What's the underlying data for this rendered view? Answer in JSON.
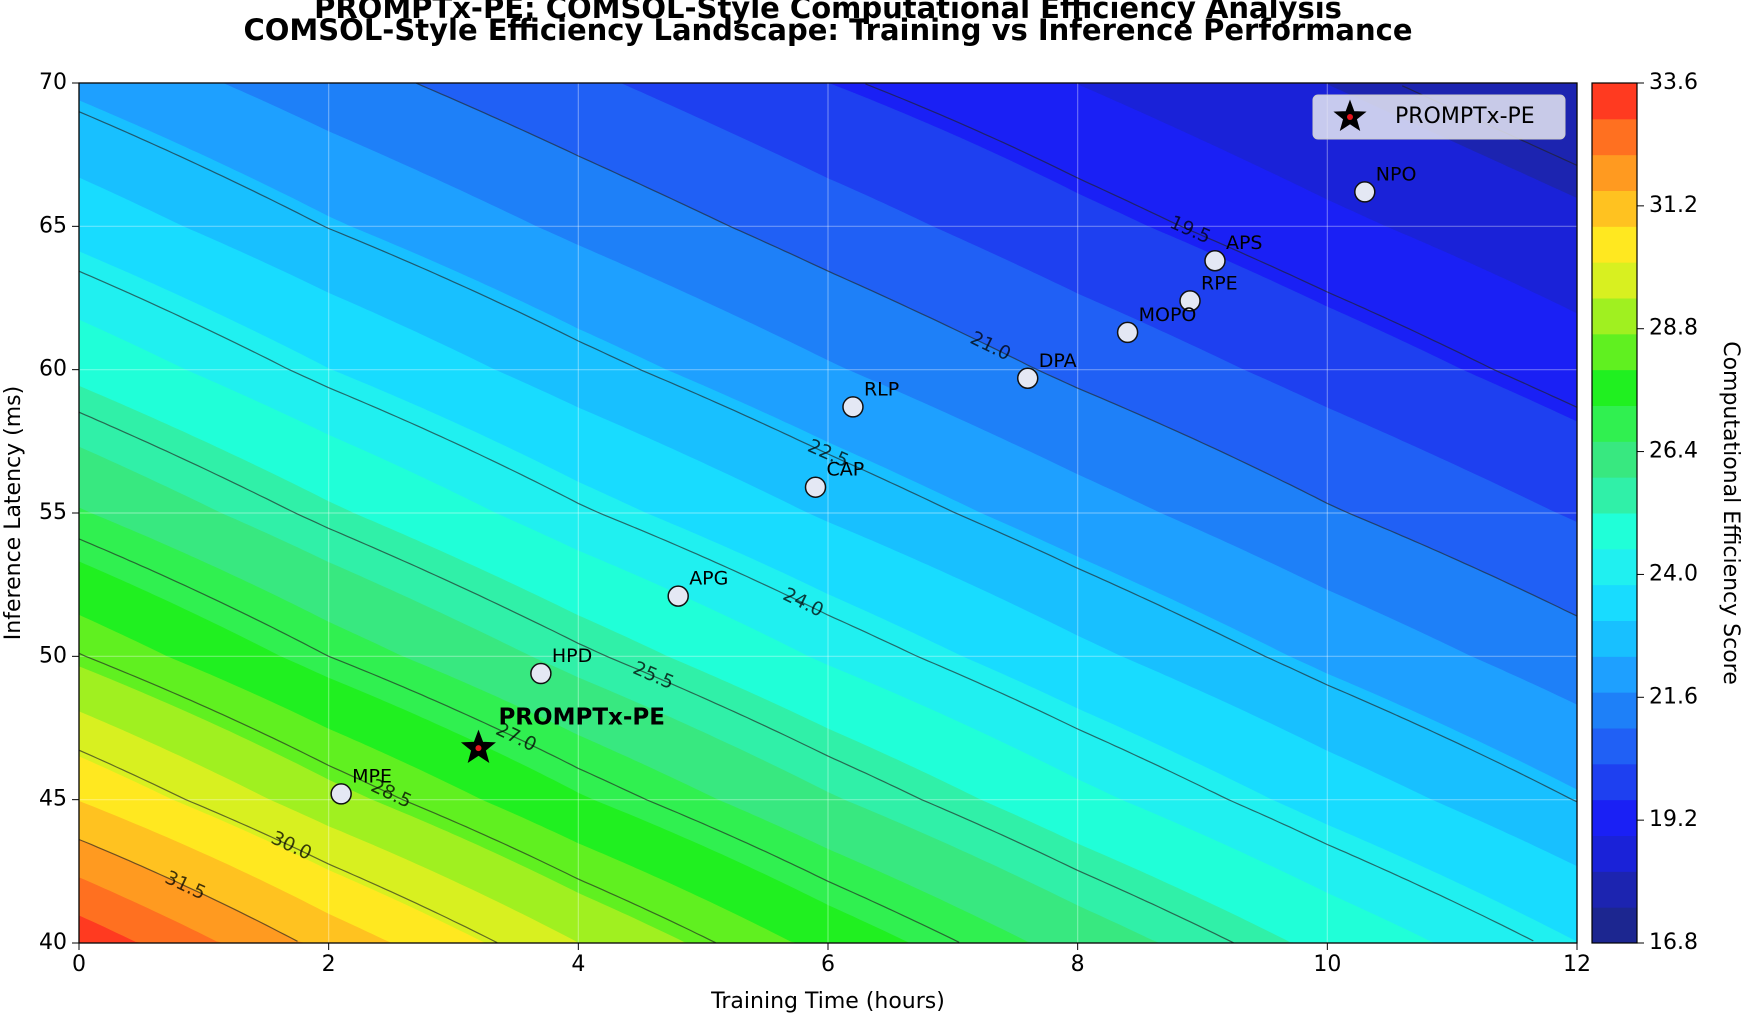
{
  "chart_data": {
    "type": "contour",
    "title": "PROMPTx-PE: COMSOL-Style Computational Efficiency Analysis",
    "subtitle": "COMSOL-Style Efficiency Landscape: Training vs Inference Performance",
    "x_label": "Training Time (hours)",
    "y_label": "Inference Latency (ms)",
    "xlim": [
      0,
      12
    ],
    "ylim": [
      40,
      70
    ],
    "xticks": [
      0,
      2,
      4,
      6,
      8,
      10,
      12
    ],
    "yticks": [
      40,
      45,
      50,
      55,
      60,
      65,
      70
    ],
    "grid": true,
    "z_x": [
      0,
      2,
      4,
      6,
      8,
      10,
      12
    ],
    "z_y": [
      40,
      45,
      50,
      55,
      60,
      65,
      70
    ],
    "z": [
      [
        33.4,
        31.26,
        29.4,
        27.77,
        26.32,
        25.01,
        23.81
      ],
      [
        30.77,
        28.97,
        27.38,
        25.98,
        24.7,
        23.54,
        22.48
      ],
      [
        28.54,
        27,
        25.64,
        24.4,
        23.28,
        22.24,
        21.3
      ],
      [
        26.66,
        25.32,
        24.09,
        23.01,
        22.01,
        21.07,
        20.23
      ],
      [
        25.01,
        23.81,
        22.74,
        21.77,
        20.85,
        20.02,
        19.24
      ],
      [
        23.54,
        22.48,
        21.54,
        20.65,
        19.81,
        19.06,
        18.37
      ],
      [
        22.24,
        21.3,
        20.44,
        19.6,
        18.89,
        18.19,
        17.5
      ]
    ],
    "contour_levels": [
      18,
      19.5,
      {
        "value": 21,
        "label": "21.0"
      },
      22.5,
      {
        "value": 24,
        "label": "24.0"
      },
      25.5,
      {
        "value": 27,
        "label": "27.0"
      },
      28.5,
      {
        "value": 30,
        "label": "30.0"
      },
      31.5
    ],
    "colorbar": {
      "label": "Computational Efficiency Score",
      "lim": [
        16.8,
        33.6
      ],
      "ticks": [
        16.8,
        19.2,
        21.6,
        {
          "value": 24,
          "label": "24.0"
        },
        26.4,
        28.8,
        31.2,
        33.6
      ],
      "colors": [
        "#1c2690",
        "#1c24b0",
        "#1a22d8",
        "#1a20f5",
        "#1e40f0",
        "#2060f5",
        "#1e80f8",
        "#1ea0ff",
        "#18c0ff",
        "#18dcff",
        "#20f0f0",
        "#20ffd8",
        "#30f0a8",
        "#38e880",
        "#30f050",
        "#20f020",
        "#60f020",
        "#a0f020",
        "#d8f020",
        "#ffe820",
        "#ffc220",
        "#ff9a20",
        "#ff7020",
        "#ff3a20"
      ]
    },
    "methods": {
      "labels": [
        "MPE",
        "HPD",
        "APG",
        "CAP",
        "RLP",
        "DPA",
        "MOPO",
        "RPE",
        "APS",
        "NPO"
      ],
      "x": [
        2.1,
        3.7,
        4.8,
        5.9,
        6.2,
        7.6,
        8.4,
        8.9,
        9.1,
        10.3
      ],
      "y": [
        45.2,
        49.4,
        52.1,
        55.9,
        58.7,
        59.7,
        61.3,
        62.4,
        63.8,
        66.2
      ],
      "color": "#e4e8f4"
    },
    "series": [
      {
        "name": "PROMPTx-PE",
        "x": [
          3.2
        ],
        "y": [
          46.8
        ],
        "color": "#000000",
        "marker": "star"
      }
    ],
    "annotation": {
      "text": "PROMPTx-PE",
      "color": "#e8141e"
    },
    "legend": "upper right"
  }
}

Aim of the exercise » Return every line above in which the string "value" occurs.

Exercise result »
        "value": 21,
        "value": 24,
        "value": 27,
        "value": 30,
          "value": 24,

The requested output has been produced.